● STATED TASK:
For the material that follows, list every line containing the word "Найдем".

**** DATASET RECORDS

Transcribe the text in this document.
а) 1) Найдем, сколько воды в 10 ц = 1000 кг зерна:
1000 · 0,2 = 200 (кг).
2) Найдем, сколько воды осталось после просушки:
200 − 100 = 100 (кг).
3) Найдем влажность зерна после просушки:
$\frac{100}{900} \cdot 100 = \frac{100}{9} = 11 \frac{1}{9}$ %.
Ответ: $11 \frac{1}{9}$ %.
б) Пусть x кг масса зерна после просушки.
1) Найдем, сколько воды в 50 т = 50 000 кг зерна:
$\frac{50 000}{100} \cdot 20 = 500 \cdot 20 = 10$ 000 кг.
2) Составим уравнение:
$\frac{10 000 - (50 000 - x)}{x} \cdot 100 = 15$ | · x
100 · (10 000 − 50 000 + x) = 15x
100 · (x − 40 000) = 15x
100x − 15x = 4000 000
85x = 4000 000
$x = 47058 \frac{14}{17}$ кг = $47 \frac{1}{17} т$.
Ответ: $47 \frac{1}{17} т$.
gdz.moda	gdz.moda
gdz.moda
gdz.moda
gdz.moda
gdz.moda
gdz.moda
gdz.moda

********

● TASK ANSWER:
а) 1) Найдем, сколько воды в 10 ц = 1000 кг зерна:
2) Найдем, сколько воды осталось после просушки:
3) Найдем влажность зерна после просушки:
1) Найдем, сколько воды в 50 т = 50 000 кг зерна:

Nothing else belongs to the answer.